(Some records)
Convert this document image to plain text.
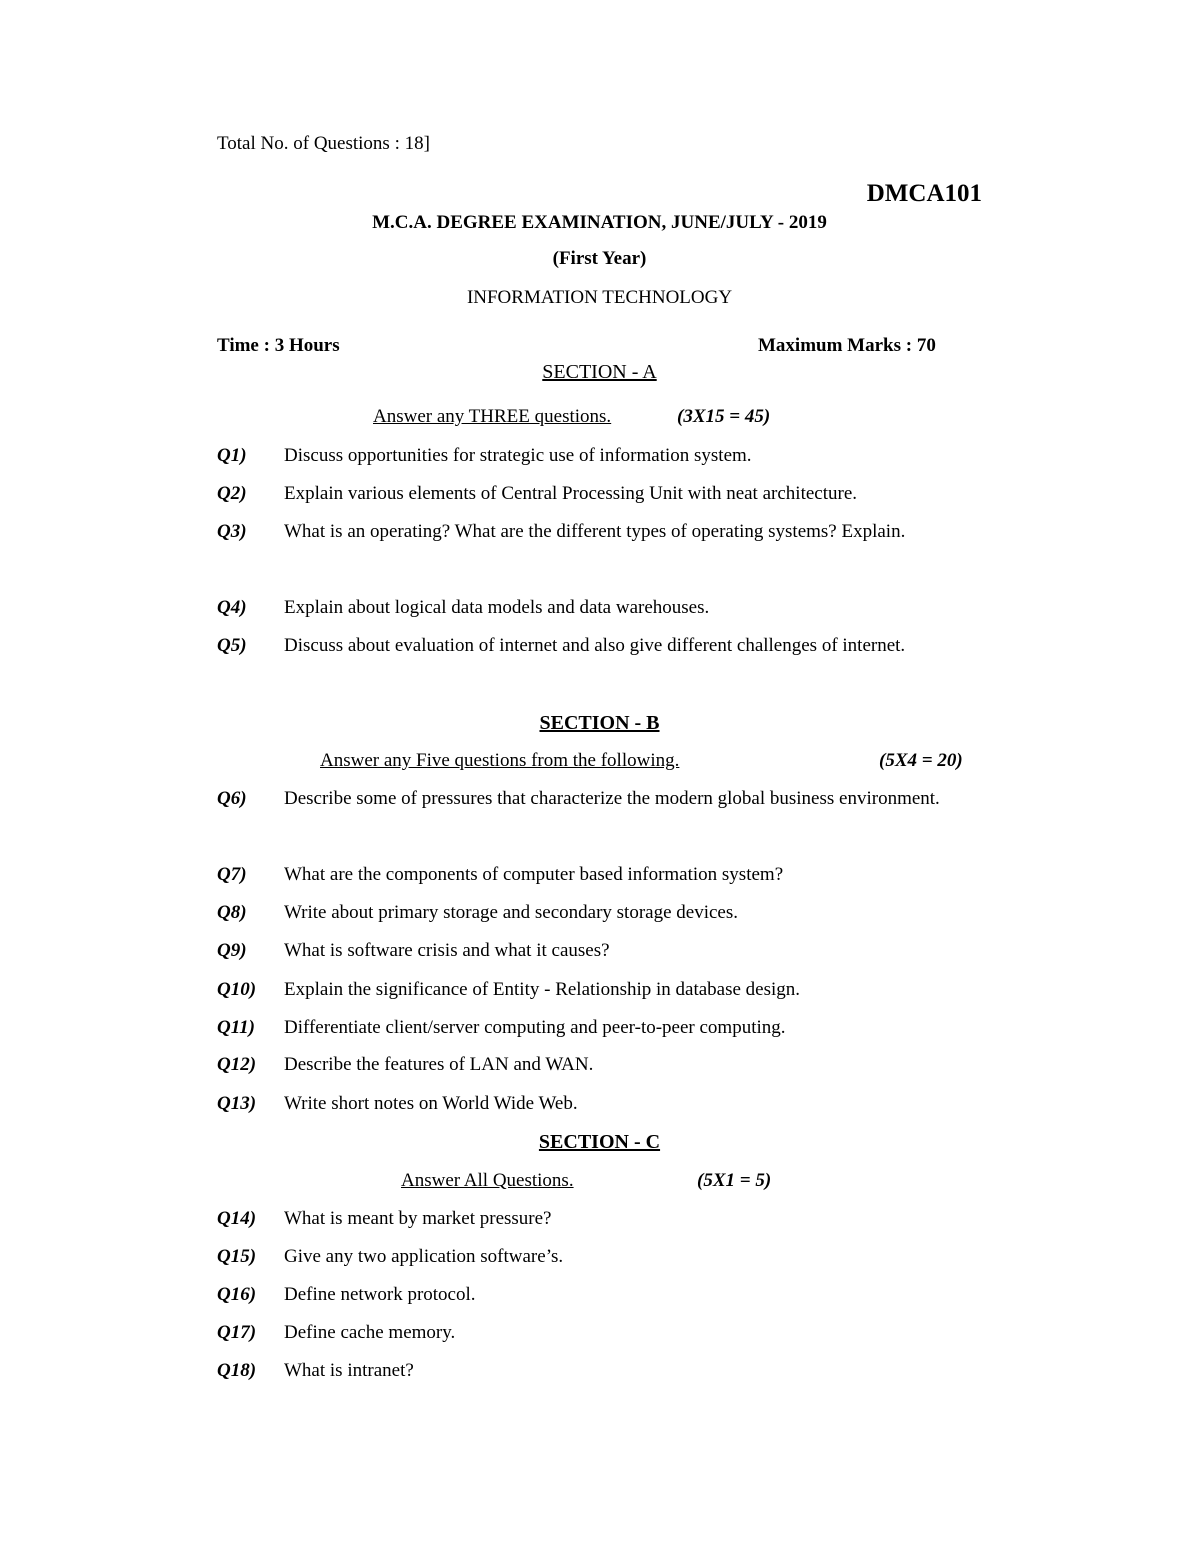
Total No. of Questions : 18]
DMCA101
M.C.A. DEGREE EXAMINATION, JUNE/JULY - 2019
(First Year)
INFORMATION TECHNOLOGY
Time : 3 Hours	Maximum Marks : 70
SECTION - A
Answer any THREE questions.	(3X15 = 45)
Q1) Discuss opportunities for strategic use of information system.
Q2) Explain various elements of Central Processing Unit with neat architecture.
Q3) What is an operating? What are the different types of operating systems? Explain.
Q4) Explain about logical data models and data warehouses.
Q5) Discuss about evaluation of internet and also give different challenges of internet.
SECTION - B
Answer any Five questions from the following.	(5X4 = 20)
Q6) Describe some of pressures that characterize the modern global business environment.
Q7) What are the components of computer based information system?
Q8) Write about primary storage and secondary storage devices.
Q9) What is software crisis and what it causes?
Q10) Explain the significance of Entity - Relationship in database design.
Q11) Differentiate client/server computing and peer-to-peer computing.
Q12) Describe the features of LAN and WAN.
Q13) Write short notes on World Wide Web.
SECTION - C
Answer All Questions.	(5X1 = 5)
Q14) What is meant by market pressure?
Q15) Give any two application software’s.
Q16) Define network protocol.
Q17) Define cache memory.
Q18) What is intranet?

- WRITTEN REQUEST -
Make an exact reproduction of the listing above, without any pictures.

- COMPLETED TASK -
Convert this document image to plain text.
Total No. of Questions : 18]
DMCA101
M.C.A. DEGREE EXAMINATION, JUNE/JULY - 2019
(First Year)
INFORMATION TECHNOLOGY
Time : 3 Hours	Maximum Marks : 70
SECTION - A
Answer any THREE questions.	(3X15 = 45)
Q1) Discuss opportunities for strategic use of information system.
Q2) Explain various elements of Central Processing Unit with neat architecture.
Q3) What is an operating? What are the different types of operating systems? Explain.
Q4) Explain about logical data models and data warehouses.
Q5) Discuss about evaluation of internet and also give different challenges of internet.
SECTION - B
Answer any Five questions from the following.	(5X4 = 20)
Q6) Describe some of pressures that characterize the modern global business environment.
Q7) What are the components of computer based information system?
Q8) Write about primary storage and secondary storage devices.
Q9) What is software crisis and what it causes?
Q10) Explain the significance of Entity - Relationship in database design.
Q11) Differentiate client/server computing and peer-to-peer computing.
Q12) Describe the features of LAN and WAN.
Q13) Write short notes on World Wide Web.
SECTION - C
Answer All Questions.	(5X1 = 5)
Q14) What is meant by market pressure?
Q15) Give any two application software’s.
Q16) Define network protocol.
Q17) Define cache memory.
Q18) What is intranet?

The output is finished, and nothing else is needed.